From the listing that follows, extract every line and set it down unaltered.

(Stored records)

◆ ◆ ◆ ◆ ◆

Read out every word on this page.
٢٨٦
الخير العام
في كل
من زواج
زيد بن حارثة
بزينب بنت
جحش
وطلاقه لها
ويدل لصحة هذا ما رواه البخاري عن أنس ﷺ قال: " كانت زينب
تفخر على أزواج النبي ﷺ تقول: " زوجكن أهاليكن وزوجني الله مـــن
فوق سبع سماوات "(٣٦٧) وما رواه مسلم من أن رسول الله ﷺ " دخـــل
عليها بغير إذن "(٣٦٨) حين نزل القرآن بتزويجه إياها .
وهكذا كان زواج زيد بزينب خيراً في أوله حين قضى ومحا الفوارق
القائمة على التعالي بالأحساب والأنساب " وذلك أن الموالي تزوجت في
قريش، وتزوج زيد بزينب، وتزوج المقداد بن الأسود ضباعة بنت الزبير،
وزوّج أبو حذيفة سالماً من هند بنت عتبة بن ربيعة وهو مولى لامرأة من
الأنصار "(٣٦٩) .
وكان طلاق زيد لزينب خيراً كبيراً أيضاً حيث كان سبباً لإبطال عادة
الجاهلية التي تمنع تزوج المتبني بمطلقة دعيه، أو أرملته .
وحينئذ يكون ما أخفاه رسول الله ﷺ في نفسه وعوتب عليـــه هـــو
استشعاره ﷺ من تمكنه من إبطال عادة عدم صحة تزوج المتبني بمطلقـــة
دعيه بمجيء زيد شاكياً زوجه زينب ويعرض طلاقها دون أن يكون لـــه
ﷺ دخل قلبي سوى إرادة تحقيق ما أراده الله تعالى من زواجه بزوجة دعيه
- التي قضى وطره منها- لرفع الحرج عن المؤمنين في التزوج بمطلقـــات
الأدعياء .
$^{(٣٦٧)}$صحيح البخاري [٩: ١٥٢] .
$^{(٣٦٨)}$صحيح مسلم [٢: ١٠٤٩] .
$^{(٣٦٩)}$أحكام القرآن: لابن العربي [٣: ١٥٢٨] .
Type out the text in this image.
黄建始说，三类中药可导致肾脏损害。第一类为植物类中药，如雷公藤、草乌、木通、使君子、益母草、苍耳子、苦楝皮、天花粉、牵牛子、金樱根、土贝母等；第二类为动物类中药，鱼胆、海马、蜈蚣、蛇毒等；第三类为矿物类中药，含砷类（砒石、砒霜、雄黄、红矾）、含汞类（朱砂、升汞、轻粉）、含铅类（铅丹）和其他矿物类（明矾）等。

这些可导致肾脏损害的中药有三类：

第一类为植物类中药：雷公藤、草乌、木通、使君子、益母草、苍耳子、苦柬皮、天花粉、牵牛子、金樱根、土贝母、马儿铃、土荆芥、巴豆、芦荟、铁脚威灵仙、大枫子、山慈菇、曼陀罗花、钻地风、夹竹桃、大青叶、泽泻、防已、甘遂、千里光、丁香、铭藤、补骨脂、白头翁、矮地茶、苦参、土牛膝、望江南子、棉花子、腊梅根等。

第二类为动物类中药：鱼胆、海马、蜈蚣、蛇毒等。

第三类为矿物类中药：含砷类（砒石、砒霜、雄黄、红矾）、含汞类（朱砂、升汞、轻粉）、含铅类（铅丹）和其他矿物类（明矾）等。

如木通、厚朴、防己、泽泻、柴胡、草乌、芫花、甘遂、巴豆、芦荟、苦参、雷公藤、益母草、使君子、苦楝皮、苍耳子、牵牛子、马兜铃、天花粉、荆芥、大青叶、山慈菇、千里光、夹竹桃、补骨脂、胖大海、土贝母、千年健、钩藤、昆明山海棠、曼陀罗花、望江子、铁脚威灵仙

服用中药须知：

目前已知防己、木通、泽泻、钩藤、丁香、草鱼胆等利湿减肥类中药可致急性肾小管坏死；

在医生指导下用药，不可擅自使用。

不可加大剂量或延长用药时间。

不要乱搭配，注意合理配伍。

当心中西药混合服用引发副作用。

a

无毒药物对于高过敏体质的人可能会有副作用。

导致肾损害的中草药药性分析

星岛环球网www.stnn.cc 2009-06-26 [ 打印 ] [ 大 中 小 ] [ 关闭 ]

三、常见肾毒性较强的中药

◆ ◆ ◆ ◆ ◆

Complete answer -
Read out every word on this page.
٢٨٦
الخير العام
في كل
من زواج
زيد بن حارثة
بزينب بنت
جحش
وطلاقه لها
ويدل لصحة هذا ما رواه البخاري عن أنس ﷺ قال: " كانت زينب
تفخر على أزواج النبي ﷺ تقول: " زوجكن أهاليكن وزوجني الله مـــن
فوق سبع سماوات "(٣٦٧) وما رواه مسلم من أن رسول الله ﷺ " دخـــل
عليها بغير إذن "(٣٦٨) حين نزل القرآن بتزويجه إياها .
وهكذا كان زواج زيد بزينب خيراً في أوله حين قضى ومحا الفوارق
القائمة على التعالي بالأحساب والأنساب " وذلك أن الموالي تزوجت في
قريش، وتزوج زيد بزينب، وتزوج المقداد بن الأسود ضباعة بنت الزبير،
وزوّج أبو حذيفة سالماً من هند بنت عتبة بن ربيعة وهو مولى لامرأة من
الأنصار "(٣٦٩) .
وكان طلاق زيد لزينب خيراً كبيراً أيضاً حيث كان سبباً لإبطال عادة
الجاهلية التي تمنع تزوج المتبني بمطلقة دعيه، أو أرملته .
وحينئذ يكون ما أخفاه رسول الله ﷺ في نفسه وعوتب عليـــه هـــو
استشعاره ﷺ من تمكنه من إبطال عادة عدم صحة تزوج المتبني بمطلقـــة
دعيه بمجيء زيد شاكياً زوجه زينب ويعرض طلاقها دون أن يكون لـــه
ﷺ دخل قلبي سوى إرادة تحقيق ما أراده الله تعالى من زواجه بزوجة دعيه
- التي قضى وطره منها- لرفع الحرج عن المؤمنين في التزوج بمطلقـــات
الأدعياء .
$^{(٣٦٧)}$صحيح البخاري [٩: ١٥٢] .
$^{(٣٦٨)}$صحيح مسلم [٢: ١٠٤٩] .
$^{(٣٦٩)}$أحكام القرآن: لابن العربي [٣: ١٥٢٨] .
Type out the text in this image.
黄建始说，三类中药可导致肾脏损害。第一类为植物类中药，如雷公藤、草乌、木通、使君子、益母草、苍耳子、苦楝皮、天花粉、牵牛子、金樱根、土贝母等；第二类为动物类中药，鱼胆、海马、蜈蚣、蛇毒等；第三类为矿物类中药，含砷类（砒石、砒霜、雄黄、红矾）、含汞类（朱砂、升汞、轻粉）、含铅类（铅丹）和其他矿物类（明矾）等。

这些可导致肾脏损害的中药有三类：

第一类为植物类中药：雷公藤、草乌、木通、使君子、益母草、苍耳子、苦柬皮、天花粉、牵牛子、金樱根、土贝母、马儿铃、土荆芥、巴豆、芦荟、铁脚威灵仙、大枫子、山慈菇、曼陀罗花、钻地风、夹竹桃、大青叶、泽泻、防已、甘遂、千里光、丁香、铭藤、补骨脂、白头翁、矮地茶、苦参、土牛膝、望江南子、棉花子、腊梅根等。

第二类为动物类中药：鱼胆、海马、蜈蚣、蛇毒等。

第三类为矿物类中药：含砷类（砒石、砒霜、雄黄、红矾）、含汞类（朱砂、升汞、轻粉）、含铅类（铅丹）和其他矿物类（明矾）等。

如木通、厚朴、防己、泽泻、柴胡、草乌、芫花、甘遂、巴豆、芦荟、苦参、雷公藤、益母草、使君子、苦楝皮、苍耳子、牵牛子、马兜铃、天花粉、荆芥、大青叶、山慈菇、千里光、夹竹桃、补骨脂、胖大海、土贝母、千年健、钩藤、昆明山海棠、曼陀罗花、望江子、铁脚威灵仙

服用中药须知：

目前已知防己、木通、泽泻、钩藤、丁香、草鱼胆等利湿减肥类中药可致急性肾小管坏死；

在医生指导下用药，不可擅自使用。

不可加大剂量或延长用药时间。

不要乱搭配，注意合理配伍。

当心中西药混合服用引发副作用。

a

无毒药物对于高过敏体质的人可能会有副作用。

导致肾损害的中草药药性分析

星岛环球网www.stnn.cc 2009-06-26 [ 打印 ] [ 大 中 小 ] [ 关闭 ]

三、常见肾毒性较强的中药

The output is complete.